[Begin Provided records]

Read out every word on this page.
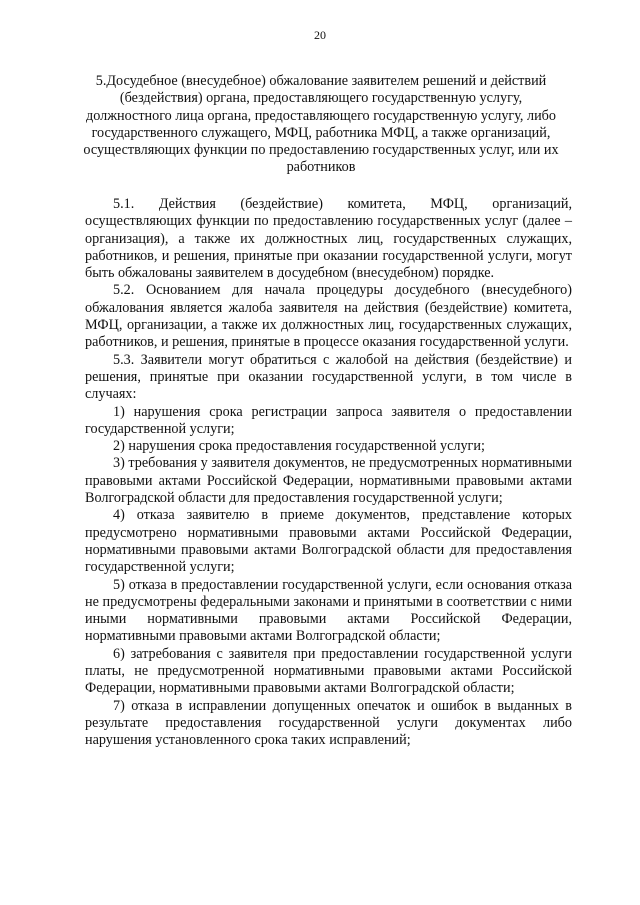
20
5.Досудебное (внесудебное) обжалование заявителем решений и действий (бездействия) органа, предоставляющего государственную услугу, должностного лица органа, предоставляющего государственную услугу, либо государственного служащего, МФЦ, работника МФЦ, а также организаций, осуществляющих функции по предоставлению государственных услуг, или их работников

5.1. Действия (бездействие) комитета, МФЦ, организаций, осуществляющих функции по предоставлению государственных услуг (далее – организация), а также их должностных лиц, государственных служащих, работников, и решения, принятые при оказании государственной услуги, могут быть обжалованы заявителем в досудебном (внесудебном) порядке.

5.2. Основанием для начала процедуры досудебного (внесудебного) обжалования является жалоба заявителя на действия (бездействие) комитета, МФЦ, организации, а также их должностных лиц, государственных служащих, работников, и решения, принятые в процессе оказания государственной услуги.

5.3. Заявители могут обратиться с жалобой на действия (бездействие) и решения, принятые при оказании государственной услуги, в том числе в случаях:

1) нарушения срока регистрации запроса заявителя о предоставлении государственной услуги;

2) нарушения срока предоставления государственной услуги;

3) требования у заявителя документов, не предусмотренных нормативными правовыми актами Российской Федерации, нормативными правовыми актами Волгоградской области для предоставления государственной услуги;

4) отказа заявителю в приеме документов, представление которых предусмотрено нормативными правовыми актами Российской Федерации, нормативными правовыми актами Волгоградской области для предоставления государственной услуги;

5) отказа в предоставлении государственной услуги, если основания отказа не предусмотрены федеральными законами и принятыми в соответствии с ними иными нормативными правовыми актами Российской Федерации, нормативными правовыми актами Волгоградской области;

6) затребования с заявителя при предоставлении государственной услуги платы, не предусмотренной нормативными правовыми актами Российской Федерации, нормативными правовыми актами Волгоградской области;

7) отказа в исправлении допущенных опечаток и ошибок в выданных в результате предоставления государственной услуги документах либо нарушения установленного срока таких исправлений;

[End Provided records]

• **Directions for this task**:
Copy each line of the records that contains the word "государственных".

• **Solved exercise**:
5.Досудебное (внесудебное) обжалование заявителем решений и действий (бездействия) органа, предоставляющего государственную услугу, должностного лица органа, предоставляющего государственную услугу, либо государственного служащего, МФЦ, работника МФЦ, а также организаций, осуществляющих функции по предоставлению государственных услуг, или их работников
5.1. Действия (бездействие) комитета, МФЦ, организаций, осуществляющих функции по предоставлению государственных услуг (далее – организация), а также их должностных лиц, государственных служащих, работников, и решения, принятые при оказании государственной услуги, могут быть обжалованы заявителем в досудебном (внесудебном) порядке.
5.2. Основанием для начала процедуры досудебного (внесудебного) обжалования является жалоба заявителя на действия (бездействие) комитета, МФЦ, организации, а также их должностных лиц, государственных служащих, работников, и решения, принятые в процессе оказания государственной услуги.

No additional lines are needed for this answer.